> _Work instructions_: Which lines below hold the word "Mediator"? Copy all of them.

Source data
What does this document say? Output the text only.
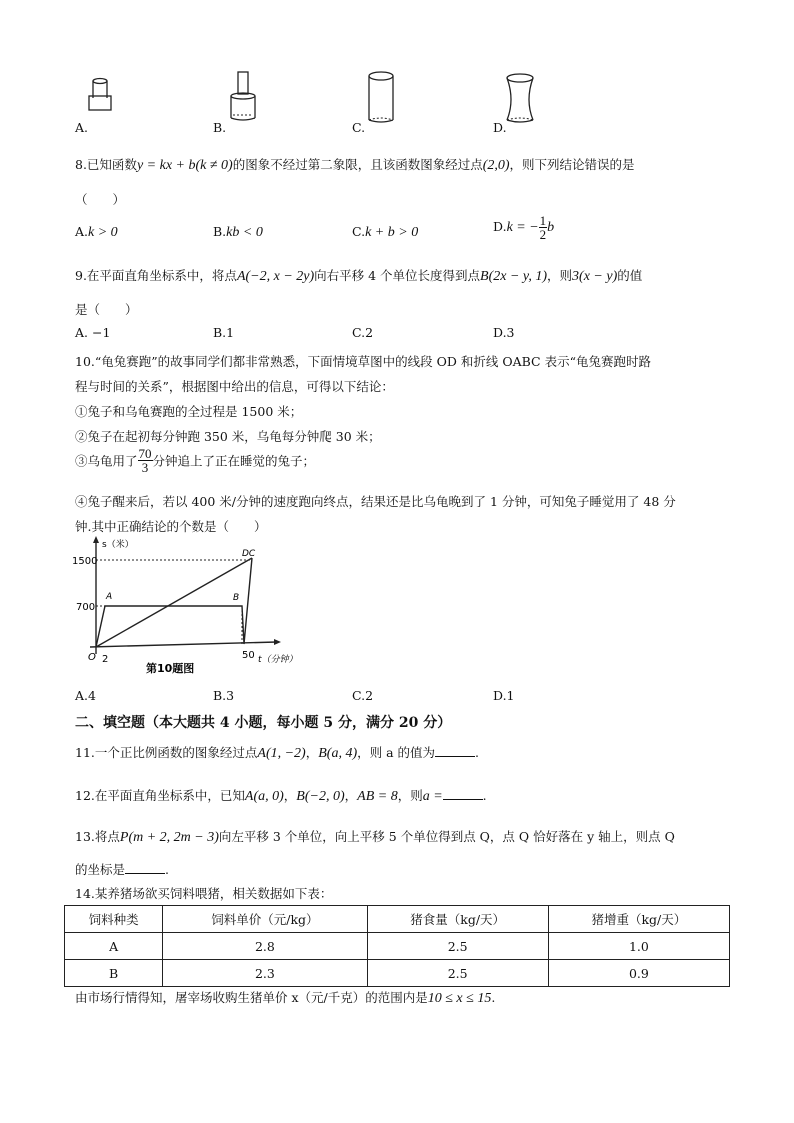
A.	B.	C.	D.
8.已知函数y = kx + b(k ≠ 0)的图象不经过第二象限，且该函数图象经过点(2,0)，则下列结论错误的是
（　　）
A.k > 0	B.kb < 0	C.k + b > 0	D.k = − $\frac{1}{2}$ b
9.在平面直角坐标系中，将点A(−2, x − 2y)向右平移 4 个单位长度得到点B(2x − y, 1)，则3(x − y)的值
是（　　）
A. −1	B.1	C.2	D.3
10.“龟兔赛跑”的故事同学们都非常熟悉，下面情境草图中的线段 OD 和折线 OABC 表示“龟兔赛跑时路
程与时间的关系”，根据图中给出的信息，可得以下结论：
①兔子和乌龟赛跑的全过程是 1500 米；
②兔子在起初每分钟跑 350 米，乌龟每分钟爬 30 米；
③乌龟用了 $\frac{70}{3}$ 分钟追上了正在睡觉的兔子；
④兔子醒来后，若以 400 米/分钟的速度跑向终点，结果还是比乌龟晚到了 1 分钟，可知兔子睡觉用了 48 分
钟.其中正确结论的个数是（　　）
s（米）
t（分钟）
1500
700
O 2	50
A	B
DC
第10题图
A.4	B.3	C.2	D.1
二、填空题（本大题共 4 小题，每小题 5 分，满分 20 分）
11.一个正比例函数的图象经过点A(1, −2)，B(a, 4)，则 a 的值为	.
12.在平面直角坐标系中，已知A(a, 0)，B(−2, 0)，AB = 8，则a =	.
13.将点P(m + 2, 2m − 3)向左平移 3 个单位，向上平移 5 个单位得到点 Q，点 Q 恰好落在 y 轴上，则点 Q
的坐标是	.
14.某养猪场欲买饲料喂猪，相关数据如下表：
饲料种类	饲料单价（元/kg）	猪食量（kg/天）	猪增重（kg/天）
A	2.8	2.5	1.0
B	2.3	2.5	0.9
由市场行情得知，屠宰场收购生猪单价 x（元/千克）的范围内是10 ≤ x ≤ 15.
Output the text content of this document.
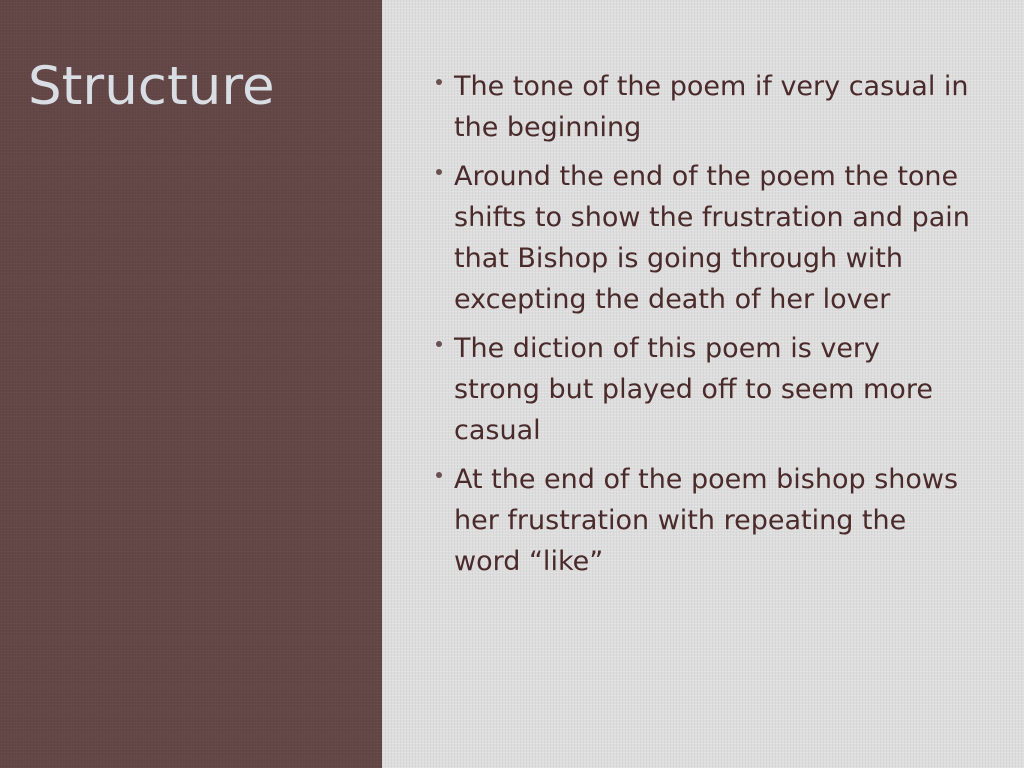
Structure	The tone of the poem if very casual in the beginning
Around the end of the poem the tone shifts to show the frustration and pain that Bishop is going through with excepting the death of her lover
The diction of this poem is very strong but played off to seem more casual
At the end of the poem bishop shows her frustration with repeating the word “like”
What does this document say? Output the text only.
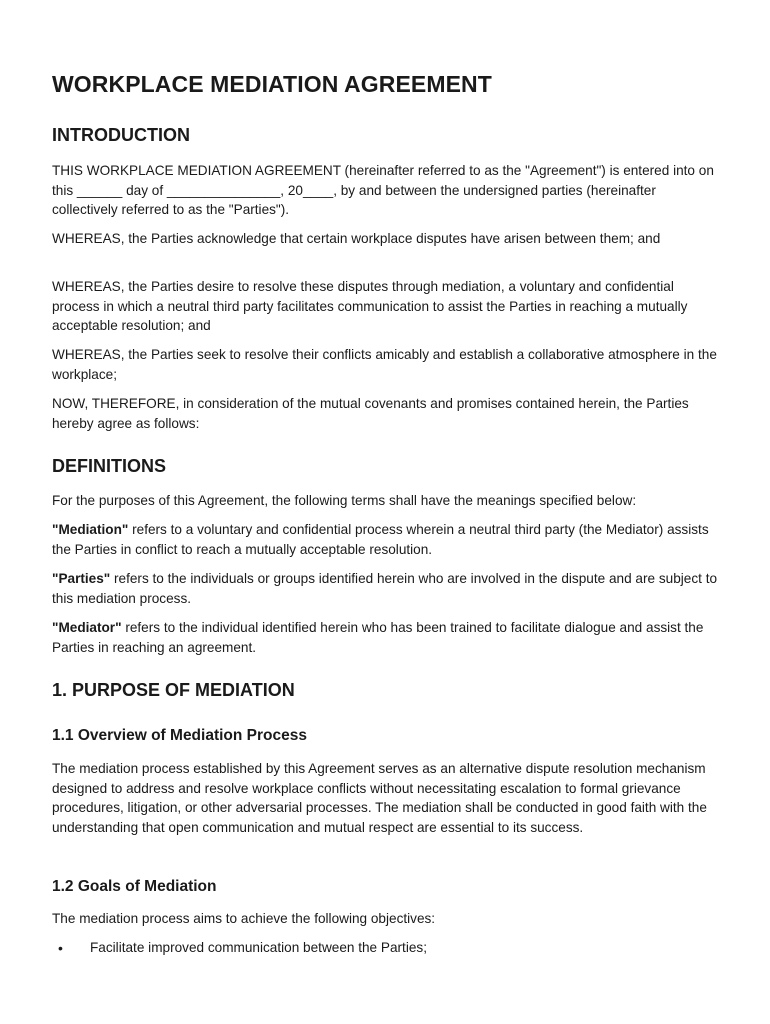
WORKPLACE MEDIATION AGREEMENT
INTRODUCTION

THIS WORKPLACE MEDIATION AGREEMENT (hereinafter referred to as the "Agreement") is entered into on this ______ day of _______________, 20____, by and between the undersigned parties (hereinafter collectively referred to as the "Parties").

WHEREAS, the Parties acknowledge that certain workplace disputes have arisen between them; and

WHEREAS, the Parties desire to resolve these disputes through mediation, a voluntary and confidential process in which a neutral third party facilitates communication to assist the Parties in reaching a mutually acceptable resolution; and

WHEREAS, the Parties seek to resolve their conflicts amicably and establish a collaborative atmosphere in the workplace;

NOW, THEREFORE, in consideration of the mutual covenants and promises contained herein, the Parties hereby agree as follows:

DEFINITIONS

For the purposes of this Agreement, the following terms shall have the meanings specified below:

"Mediation" refers to a voluntary and confidential process wherein a neutral third party (the Mediator) assists the Parties in conflict to reach a mutually acceptable resolution.

"Parties" refers to the individuals or groups identified herein who are involved in the dispute and are subject to this mediation process.

"Mediator" refers to the individual identified herein who has been trained to facilitate dialogue and assist the Parties in reaching an agreement.

1. PURPOSE OF MEDIATION
1.1 Overview of Mediation Process

The mediation process established by this Agreement serves as an alternative dispute resolution mechanism designed to address and resolve workplace conflicts without necessitating escalation to formal grievance procedures, litigation, or other adversarial processes. The mediation shall be conducted in good faith with the understanding that open communication and mutual respect are essential to its success.

1.2 Goals of Mediation

The mediation process aims to achieve the following objectives:

• Facilitate improved communication between the Parties;
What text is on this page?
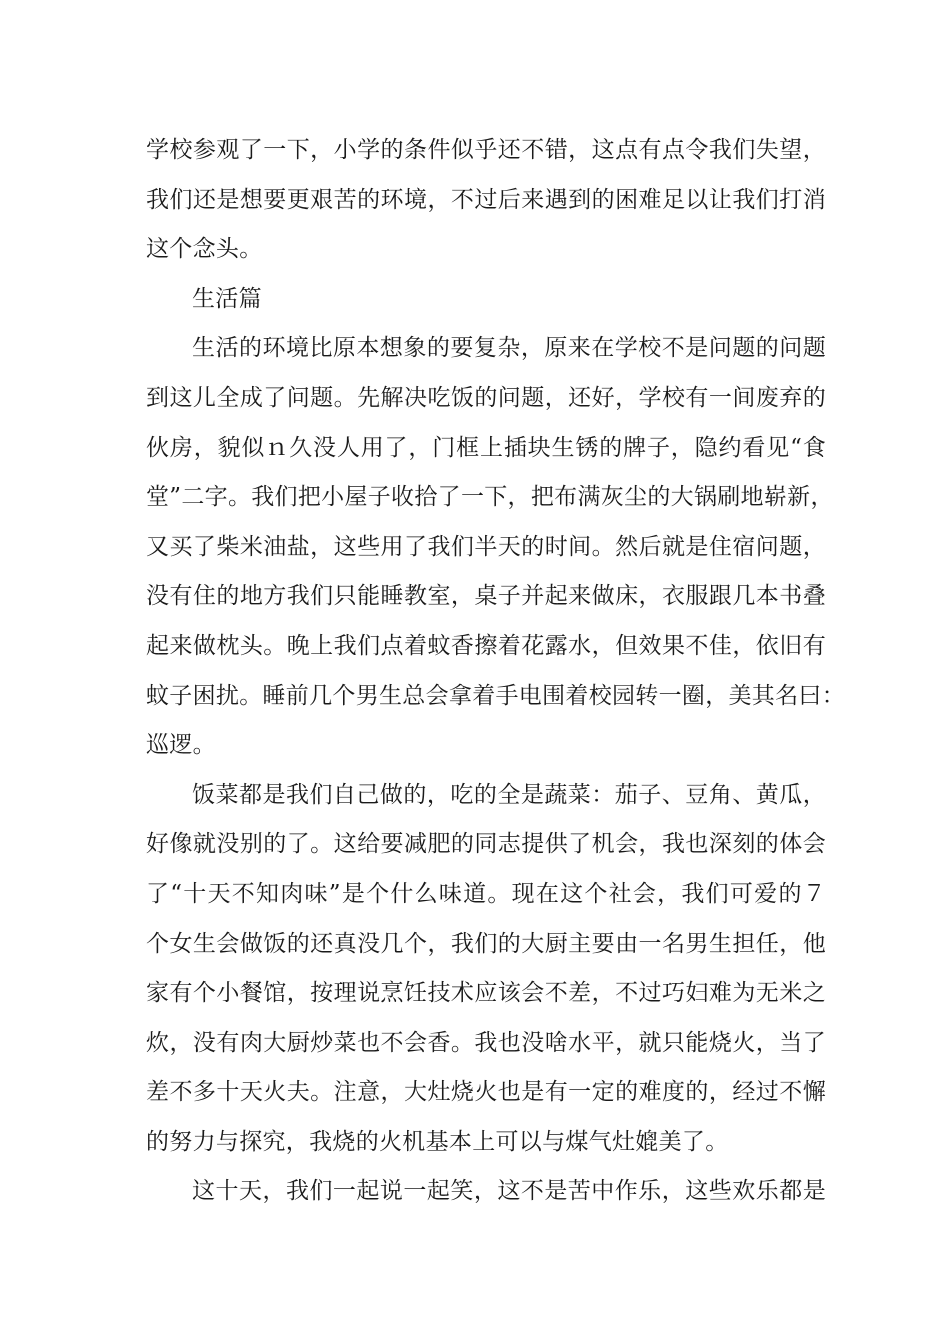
学校参观了一下，小学的条件似乎还不错，这点有点令我们失望，
我们还是想要更艰苦的环境，不过后来遇到的困难足以让我们打消
这个念头。
生活篇
生活的环境比原本想象的要复杂，原来在学校不是问题的问题
到这儿全成了问题。先解决吃饭的问题，还好，学校有一间废弃的
伙房，貌似ｎ久没人用了，门框上插块生锈的牌子，隐约看见“食
堂”二字。我们把小屋子收拾了一下，把布满灰尘的大锅刷地崭新，
又买了柴米油盐，这些用了我们半天的时间。然后就是住宿问题，
没有住的地方我们只能睡教室，桌子并起来做床，衣服跟几本书叠
起来做枕头。晚上我们点着蚊香擦着花露水，但效果不佳，依旧有
蚊子困扰。睡前几个男生总会拿着手电围着校园转一圈，美其名曰：
巡逻。
饭菜都是我们自己做的，吃的全是蔬菜：茄子、豆角、黄瓜，
好像就没别的了。这给要减肥的同志提供了机会，我也深刻的体会
了“十天不知肉味”是个什么味道。现在这个社会，我们可爱的７
个女生会做饭的还真没几个，我们的大厨主要由一名男生担任，他
家有个小餐馆，按理说烹饪技术应该会不差，不过巧妇难为无米之
炊，没有肉大厨炒菜也不会香。我也没啥水平，就只能烧火，当了
差不多十天火夫。注意，大灶烧火也是有一定的难度的，经过不懈
的努力与探究，我烧的火机基本上可以与煤气灶媲美了。
这十天，我们一起说一起笑，这不是苦中作乐，这些欢乐都是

> _Task answer_:
"Mediation" refers to a voluntary and confidential process wherein a neutral third party (the Mediator) assists the Parties in conflict to reach a mutually acceptable resolution.
"Mediator" refers to the individual identified herein who has been trained to facilitate dialogue and assist the Parties in reaching an agreement.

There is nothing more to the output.